● **What the task requires**
Reproduce the full listing that appears beneath this instruction exactly.
• • • •
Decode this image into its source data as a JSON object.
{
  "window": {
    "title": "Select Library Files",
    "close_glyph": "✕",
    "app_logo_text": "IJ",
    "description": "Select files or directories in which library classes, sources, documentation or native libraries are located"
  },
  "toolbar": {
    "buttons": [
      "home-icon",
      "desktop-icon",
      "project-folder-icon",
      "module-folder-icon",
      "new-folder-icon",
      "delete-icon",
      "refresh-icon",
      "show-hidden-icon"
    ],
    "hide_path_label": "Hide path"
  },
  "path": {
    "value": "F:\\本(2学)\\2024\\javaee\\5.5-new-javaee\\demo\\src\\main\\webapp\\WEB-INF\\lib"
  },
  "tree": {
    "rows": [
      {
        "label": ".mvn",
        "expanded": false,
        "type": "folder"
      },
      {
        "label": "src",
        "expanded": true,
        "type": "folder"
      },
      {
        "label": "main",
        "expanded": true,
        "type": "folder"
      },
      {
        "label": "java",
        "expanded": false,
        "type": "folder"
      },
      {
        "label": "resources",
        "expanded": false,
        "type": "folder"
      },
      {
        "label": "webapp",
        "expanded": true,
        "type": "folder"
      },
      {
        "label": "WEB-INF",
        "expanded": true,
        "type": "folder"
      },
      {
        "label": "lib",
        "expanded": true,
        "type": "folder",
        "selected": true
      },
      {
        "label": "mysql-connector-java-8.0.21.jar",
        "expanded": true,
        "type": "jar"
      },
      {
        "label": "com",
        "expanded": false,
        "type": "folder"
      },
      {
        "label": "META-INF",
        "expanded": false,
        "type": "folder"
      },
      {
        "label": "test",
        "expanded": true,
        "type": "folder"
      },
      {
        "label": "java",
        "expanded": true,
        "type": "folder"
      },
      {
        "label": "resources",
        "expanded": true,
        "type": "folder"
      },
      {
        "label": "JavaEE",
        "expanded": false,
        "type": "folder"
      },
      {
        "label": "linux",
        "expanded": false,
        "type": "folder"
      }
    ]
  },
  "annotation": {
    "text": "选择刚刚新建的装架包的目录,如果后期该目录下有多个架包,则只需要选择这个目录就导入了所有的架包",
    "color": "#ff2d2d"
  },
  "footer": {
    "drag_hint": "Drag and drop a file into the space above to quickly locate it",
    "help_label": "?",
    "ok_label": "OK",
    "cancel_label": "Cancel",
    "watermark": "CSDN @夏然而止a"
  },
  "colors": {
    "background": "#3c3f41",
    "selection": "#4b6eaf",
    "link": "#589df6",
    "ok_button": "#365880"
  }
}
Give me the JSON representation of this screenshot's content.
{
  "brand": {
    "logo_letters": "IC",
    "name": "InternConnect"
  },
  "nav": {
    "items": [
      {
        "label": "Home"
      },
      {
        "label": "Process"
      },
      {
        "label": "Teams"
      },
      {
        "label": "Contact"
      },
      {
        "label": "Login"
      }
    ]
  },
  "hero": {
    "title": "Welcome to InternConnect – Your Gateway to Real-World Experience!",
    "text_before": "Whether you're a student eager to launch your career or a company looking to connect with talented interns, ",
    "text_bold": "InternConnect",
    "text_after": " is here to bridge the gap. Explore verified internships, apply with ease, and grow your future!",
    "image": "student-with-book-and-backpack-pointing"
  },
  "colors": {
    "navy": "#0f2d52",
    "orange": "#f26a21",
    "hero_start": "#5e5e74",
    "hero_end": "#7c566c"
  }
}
• • • •
● **The response**
Decode this image into its source data as a JSON object.
{
  "window": {
    "title": "Select Library Files",
    "close_glyph": "✕",
    "app_logo_text": "IJ",
    "description": "Select files or directories in which library classes, sources, documentation or native libraries are located"
  },
  "toolbar": {
    "buttons": [
      "home-icon",
      "desktop-icon",
      "project-folder-icon",
      "module-folder-icon",
      "new-folder-icon",
      "delete-icon",
      "refresh-icon",
      "show-hidden-icon"
    ],
    "hide_path_label": "Hide path"
  },
  "path": {
    "value": "F:\\本(2学)\\2024\\javaee\\5.5-new-javaee\\demo\\src\\main\\webapp\\WEB-INF\\lib"
  },
  "tree": {
    "rows": [
      {
        "label": ".mvn",
        "expanded": false,
        "type": "folder"
      },
      {
        "label": "src",
        "expanded": true,
        "type": "folder"
      },
      {
        "label": "main",
        "expanded": true,
        "type": "folder"
      },
      {
        "label": "java",
        "expanded": false,
        "type": "folder"
      },
      {
        "label": "resources",
        "expanded": false,
        "type": "folder"
      },
      {
        "label": "webapp",
        "expanded": true,
        "type": "folder"
      },
      {
        "label": "WEB-INF",
        "expanded": true,
        "type": "folder"
      },
      {
        "label": "lib",
        "expanded": true,
        "type": "folder",
        "selected": true
      },
      {
        "label": "mysql-connector-java-8.0.21.jar",
        "expanded": true,
        "type": "jar"
      },
      {
        "label": "com",
        "expanded": false,
        "type": "folder"
      },
      {
        "label": "META-INF",
        "expanded": false,
        "type": "folder"
      },
      {
        "label": "test",
        "expanded": true,
        "type": "folder"
      },
      {
        "label": "java",
        "expanded": true,
        "type": "folder"
      },
      {
        "label": "resources",
        "expanded": true,
        "type": "folder"
      },
      {
        "label": "JavaEE",
        "expanded": false,
        "type": "folder"
      },
      {
        "label": "linux",
        "expanded": false,
        "type": "folder"
      }
    ]
  },
  "annotation": {
    "text": "选择刚刚新建的装架包的目录,如果后期该目录下有多个架包,则只需要选择这个目录就导入了所有的架包",
    "color": "#ff2d2d"
  },
  "footer": {
    "drag_hint": "Drag and drop a file into the space above to quickly locate it",
    "help_label": "?",
    "ok_label": "OK",
    "cancel_label": "Cancel",
    "watermark": "CSDN @夏然而止a"
  },
  "colors": {
    "background": "#3c3f41",
    "selection": "#4b6eaf",
    "link": "#589df6",
    "ok_button": "#365880"
  }
}
Give me the JSON representation of this screenshot's content.
{
  "brand": {
    "logo_letters": "IC",
    "name": "InternConnect"
  },
  "nav": {
    "items": [
      {
        "label": "Home"
      },
      {
        "label": "Process"
      },
      {
        "label": "Teams"
      },
      {
        "label": "Contact"
      },
      {
        "label": "Login"
      }
    ]
  },
  "hero": {
    "title": "Welcome to InternConnect – Your Gateway to Real-World Experience!",
    "text_before": "Whether you're a student eager to launch your career or a company looking to connect with talented interns, ",
    "text_bold": "InternConnect",
    "text_after": " is here to bridge the gap. Explore verified internships, apply with ease, and grow your future!",
    "image": "student-with-book-and-backpack-pointing"
  },
  "colors": {
    "navy": "#0f2d52",
    "orange": "#f26a21",
    "hero_start": "#5e5e74",
    "hero_end": "#7c566c"
  }
}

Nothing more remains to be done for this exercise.